## TASK BRIEF
In the records that follow, show each line where the word "document" is present.
"""
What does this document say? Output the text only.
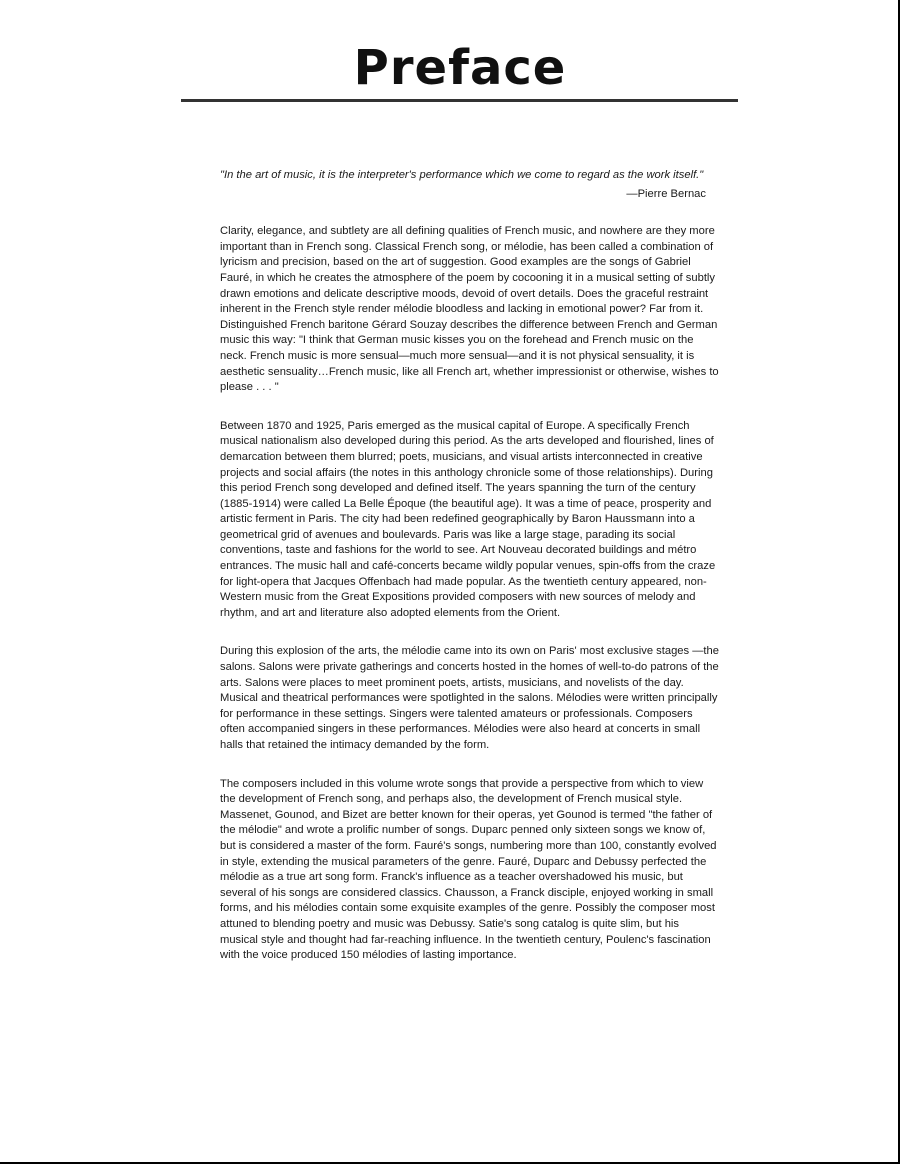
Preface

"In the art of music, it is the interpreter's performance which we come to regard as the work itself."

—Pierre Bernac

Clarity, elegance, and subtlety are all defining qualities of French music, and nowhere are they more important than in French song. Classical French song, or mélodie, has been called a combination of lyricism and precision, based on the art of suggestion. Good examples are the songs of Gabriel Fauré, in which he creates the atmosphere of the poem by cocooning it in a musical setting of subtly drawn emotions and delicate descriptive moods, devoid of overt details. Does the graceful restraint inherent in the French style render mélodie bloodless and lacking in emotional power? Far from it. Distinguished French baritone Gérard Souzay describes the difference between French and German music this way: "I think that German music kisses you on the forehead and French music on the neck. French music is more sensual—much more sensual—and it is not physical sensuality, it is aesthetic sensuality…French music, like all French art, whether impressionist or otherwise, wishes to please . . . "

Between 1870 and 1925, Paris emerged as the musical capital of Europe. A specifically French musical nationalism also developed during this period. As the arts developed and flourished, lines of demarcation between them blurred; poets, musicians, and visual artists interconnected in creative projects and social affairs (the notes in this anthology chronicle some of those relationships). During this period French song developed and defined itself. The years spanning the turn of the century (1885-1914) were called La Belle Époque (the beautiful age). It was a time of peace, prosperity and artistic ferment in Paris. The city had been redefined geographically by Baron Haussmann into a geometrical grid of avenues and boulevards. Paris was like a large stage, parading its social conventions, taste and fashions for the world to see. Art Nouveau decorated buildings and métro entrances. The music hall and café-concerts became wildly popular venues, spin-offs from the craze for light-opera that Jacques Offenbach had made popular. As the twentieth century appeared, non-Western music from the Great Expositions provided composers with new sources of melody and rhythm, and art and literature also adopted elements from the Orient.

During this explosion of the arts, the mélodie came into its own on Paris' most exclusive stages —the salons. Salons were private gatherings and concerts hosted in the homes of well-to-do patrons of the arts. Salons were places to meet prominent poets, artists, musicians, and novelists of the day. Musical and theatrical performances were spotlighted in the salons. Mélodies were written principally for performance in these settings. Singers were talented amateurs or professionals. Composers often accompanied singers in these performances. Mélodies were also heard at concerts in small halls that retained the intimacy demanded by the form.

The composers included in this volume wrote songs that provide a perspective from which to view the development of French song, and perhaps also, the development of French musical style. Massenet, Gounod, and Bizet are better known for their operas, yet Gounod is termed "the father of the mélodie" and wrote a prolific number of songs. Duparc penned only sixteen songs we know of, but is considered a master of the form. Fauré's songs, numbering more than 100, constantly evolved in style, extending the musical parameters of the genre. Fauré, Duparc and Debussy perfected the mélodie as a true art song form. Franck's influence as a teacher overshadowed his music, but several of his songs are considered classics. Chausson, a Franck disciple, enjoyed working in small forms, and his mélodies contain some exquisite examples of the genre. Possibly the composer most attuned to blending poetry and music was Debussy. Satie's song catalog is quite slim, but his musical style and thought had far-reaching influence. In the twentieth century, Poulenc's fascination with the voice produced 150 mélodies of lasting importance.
"""
"""
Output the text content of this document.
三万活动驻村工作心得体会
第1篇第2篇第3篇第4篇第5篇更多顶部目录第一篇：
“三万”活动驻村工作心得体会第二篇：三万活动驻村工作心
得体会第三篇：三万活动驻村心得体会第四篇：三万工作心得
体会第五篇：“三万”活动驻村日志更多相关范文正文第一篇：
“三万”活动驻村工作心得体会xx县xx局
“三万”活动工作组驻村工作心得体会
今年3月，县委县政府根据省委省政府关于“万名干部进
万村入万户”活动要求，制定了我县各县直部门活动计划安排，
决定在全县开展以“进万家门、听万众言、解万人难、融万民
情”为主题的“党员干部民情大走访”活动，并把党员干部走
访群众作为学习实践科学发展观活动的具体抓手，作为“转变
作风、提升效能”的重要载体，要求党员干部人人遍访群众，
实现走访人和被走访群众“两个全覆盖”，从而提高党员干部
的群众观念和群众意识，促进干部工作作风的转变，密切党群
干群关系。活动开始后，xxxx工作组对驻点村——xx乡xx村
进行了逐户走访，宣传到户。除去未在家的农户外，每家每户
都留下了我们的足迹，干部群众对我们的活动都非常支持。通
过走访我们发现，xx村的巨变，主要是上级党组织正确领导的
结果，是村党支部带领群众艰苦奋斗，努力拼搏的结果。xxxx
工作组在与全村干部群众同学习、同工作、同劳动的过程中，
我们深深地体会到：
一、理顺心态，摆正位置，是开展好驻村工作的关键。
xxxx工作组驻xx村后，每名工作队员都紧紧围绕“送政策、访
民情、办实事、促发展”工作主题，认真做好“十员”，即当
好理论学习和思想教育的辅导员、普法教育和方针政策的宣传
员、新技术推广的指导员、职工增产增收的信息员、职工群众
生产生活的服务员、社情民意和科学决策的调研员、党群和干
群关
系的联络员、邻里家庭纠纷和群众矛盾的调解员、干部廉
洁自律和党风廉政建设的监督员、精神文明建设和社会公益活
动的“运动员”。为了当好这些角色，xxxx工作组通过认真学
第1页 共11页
"""
## ANSWER TO THE TASK
What does this document say? Output the text only.
Output the text content of this document.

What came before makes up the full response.